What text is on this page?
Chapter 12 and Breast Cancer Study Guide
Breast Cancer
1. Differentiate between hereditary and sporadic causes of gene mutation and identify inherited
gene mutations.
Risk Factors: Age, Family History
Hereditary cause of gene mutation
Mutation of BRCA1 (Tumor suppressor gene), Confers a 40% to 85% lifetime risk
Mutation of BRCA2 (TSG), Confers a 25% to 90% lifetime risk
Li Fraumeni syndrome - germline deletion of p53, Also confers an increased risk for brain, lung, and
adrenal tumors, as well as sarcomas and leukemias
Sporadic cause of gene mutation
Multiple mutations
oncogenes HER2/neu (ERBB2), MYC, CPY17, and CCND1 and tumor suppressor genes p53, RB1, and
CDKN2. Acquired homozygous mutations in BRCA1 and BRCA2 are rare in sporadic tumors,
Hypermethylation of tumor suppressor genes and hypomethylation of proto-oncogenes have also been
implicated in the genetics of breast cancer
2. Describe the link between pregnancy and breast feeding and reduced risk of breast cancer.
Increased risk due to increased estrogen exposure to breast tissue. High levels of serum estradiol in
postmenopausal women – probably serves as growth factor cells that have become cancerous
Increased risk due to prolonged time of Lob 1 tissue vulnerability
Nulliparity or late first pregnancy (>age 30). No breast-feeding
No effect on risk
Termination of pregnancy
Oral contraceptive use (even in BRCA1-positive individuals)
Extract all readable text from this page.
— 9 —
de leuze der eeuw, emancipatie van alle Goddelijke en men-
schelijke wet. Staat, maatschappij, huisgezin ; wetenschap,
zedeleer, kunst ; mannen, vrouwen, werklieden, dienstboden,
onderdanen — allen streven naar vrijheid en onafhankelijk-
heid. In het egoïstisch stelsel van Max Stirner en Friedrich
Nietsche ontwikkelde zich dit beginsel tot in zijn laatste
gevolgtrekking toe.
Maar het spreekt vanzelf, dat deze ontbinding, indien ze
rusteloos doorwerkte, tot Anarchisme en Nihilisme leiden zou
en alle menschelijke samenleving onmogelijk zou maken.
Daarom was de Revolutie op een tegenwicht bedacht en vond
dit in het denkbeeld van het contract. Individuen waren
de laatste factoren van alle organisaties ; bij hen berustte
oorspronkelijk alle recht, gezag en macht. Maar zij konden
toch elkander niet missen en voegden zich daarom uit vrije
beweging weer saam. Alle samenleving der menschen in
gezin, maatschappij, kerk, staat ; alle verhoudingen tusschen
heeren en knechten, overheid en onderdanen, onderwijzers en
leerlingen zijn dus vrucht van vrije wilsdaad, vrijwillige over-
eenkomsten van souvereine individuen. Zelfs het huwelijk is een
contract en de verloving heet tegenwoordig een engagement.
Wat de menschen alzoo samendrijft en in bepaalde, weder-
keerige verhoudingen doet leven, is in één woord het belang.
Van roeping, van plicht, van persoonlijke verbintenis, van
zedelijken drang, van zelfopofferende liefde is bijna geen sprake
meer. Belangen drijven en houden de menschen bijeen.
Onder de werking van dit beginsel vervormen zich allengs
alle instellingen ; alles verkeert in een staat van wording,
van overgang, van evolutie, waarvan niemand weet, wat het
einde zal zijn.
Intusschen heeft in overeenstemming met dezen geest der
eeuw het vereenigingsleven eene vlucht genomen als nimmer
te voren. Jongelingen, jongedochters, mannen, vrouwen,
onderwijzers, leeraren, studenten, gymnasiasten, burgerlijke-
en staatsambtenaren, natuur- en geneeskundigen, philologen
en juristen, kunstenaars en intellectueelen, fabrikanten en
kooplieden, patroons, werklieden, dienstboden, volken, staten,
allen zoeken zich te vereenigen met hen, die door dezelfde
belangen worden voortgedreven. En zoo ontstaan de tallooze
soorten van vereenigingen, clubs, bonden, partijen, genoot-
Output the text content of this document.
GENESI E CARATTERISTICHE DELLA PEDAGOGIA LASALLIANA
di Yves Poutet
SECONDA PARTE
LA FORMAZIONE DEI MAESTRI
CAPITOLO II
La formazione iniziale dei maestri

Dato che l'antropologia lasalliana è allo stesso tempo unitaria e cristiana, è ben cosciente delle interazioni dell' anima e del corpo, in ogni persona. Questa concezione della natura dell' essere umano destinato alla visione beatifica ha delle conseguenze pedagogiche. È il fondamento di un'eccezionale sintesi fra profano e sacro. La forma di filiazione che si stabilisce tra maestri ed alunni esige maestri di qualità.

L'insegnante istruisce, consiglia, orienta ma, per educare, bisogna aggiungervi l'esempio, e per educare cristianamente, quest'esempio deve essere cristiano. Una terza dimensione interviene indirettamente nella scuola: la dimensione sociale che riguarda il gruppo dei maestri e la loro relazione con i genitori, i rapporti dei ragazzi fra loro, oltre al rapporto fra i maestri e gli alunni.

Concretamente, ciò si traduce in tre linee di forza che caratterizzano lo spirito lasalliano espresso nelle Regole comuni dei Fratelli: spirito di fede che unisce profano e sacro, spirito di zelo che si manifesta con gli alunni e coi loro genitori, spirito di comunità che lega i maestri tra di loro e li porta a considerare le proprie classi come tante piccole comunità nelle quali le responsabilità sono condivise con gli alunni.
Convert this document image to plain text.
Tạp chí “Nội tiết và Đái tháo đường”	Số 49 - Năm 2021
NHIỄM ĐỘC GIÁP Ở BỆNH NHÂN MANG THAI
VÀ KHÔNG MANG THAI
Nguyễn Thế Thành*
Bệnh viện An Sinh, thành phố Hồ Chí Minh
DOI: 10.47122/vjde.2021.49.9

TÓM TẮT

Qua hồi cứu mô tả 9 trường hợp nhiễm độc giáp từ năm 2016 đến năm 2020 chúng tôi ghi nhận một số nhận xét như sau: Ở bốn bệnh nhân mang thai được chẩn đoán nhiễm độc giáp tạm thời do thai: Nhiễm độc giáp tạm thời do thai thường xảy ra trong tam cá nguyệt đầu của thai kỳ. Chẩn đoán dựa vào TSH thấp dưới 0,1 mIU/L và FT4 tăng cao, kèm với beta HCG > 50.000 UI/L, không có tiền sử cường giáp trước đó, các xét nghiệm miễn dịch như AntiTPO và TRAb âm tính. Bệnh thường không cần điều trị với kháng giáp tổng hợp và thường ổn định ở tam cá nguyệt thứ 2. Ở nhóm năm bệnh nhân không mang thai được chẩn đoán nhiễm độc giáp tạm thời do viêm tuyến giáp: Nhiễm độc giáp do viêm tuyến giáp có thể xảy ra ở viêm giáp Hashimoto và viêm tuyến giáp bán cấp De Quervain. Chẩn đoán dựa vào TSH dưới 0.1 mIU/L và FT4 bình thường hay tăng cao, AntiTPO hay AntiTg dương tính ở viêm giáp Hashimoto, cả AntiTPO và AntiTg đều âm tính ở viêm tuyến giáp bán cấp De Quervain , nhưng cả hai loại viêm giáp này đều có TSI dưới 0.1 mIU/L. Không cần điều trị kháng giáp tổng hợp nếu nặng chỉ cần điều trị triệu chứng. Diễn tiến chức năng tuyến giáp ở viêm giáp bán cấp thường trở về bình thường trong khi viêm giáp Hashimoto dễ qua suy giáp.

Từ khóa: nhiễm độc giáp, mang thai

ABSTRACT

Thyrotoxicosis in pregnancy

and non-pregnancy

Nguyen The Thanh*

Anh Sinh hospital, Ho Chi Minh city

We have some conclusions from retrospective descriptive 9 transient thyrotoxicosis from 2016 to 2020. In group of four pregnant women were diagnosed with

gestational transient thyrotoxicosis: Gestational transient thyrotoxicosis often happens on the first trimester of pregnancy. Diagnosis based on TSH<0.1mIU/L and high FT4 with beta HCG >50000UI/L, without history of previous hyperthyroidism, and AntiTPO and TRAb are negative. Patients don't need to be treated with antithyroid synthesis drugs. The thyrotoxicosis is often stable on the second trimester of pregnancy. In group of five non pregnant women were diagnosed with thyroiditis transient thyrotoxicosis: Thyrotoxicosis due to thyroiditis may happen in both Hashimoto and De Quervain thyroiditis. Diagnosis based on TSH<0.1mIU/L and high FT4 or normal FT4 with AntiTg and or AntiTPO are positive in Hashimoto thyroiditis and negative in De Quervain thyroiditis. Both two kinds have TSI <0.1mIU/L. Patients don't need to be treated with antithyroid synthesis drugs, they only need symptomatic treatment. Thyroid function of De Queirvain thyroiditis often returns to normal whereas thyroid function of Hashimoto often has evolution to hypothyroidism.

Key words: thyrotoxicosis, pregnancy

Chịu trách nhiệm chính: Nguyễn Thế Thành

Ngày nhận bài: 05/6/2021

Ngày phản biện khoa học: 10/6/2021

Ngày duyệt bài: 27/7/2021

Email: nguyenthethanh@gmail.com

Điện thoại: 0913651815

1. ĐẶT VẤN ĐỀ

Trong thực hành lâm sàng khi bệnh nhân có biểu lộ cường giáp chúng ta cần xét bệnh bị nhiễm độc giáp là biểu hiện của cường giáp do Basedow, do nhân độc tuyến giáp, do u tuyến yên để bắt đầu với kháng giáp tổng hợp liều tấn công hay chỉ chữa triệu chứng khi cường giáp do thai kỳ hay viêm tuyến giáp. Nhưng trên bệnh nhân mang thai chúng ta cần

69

= WHAT YOU SHOULD DO =
Using the listing above, work out how many lines include the word "viêm", and report that number alone.

= ANSWER SECTION =
2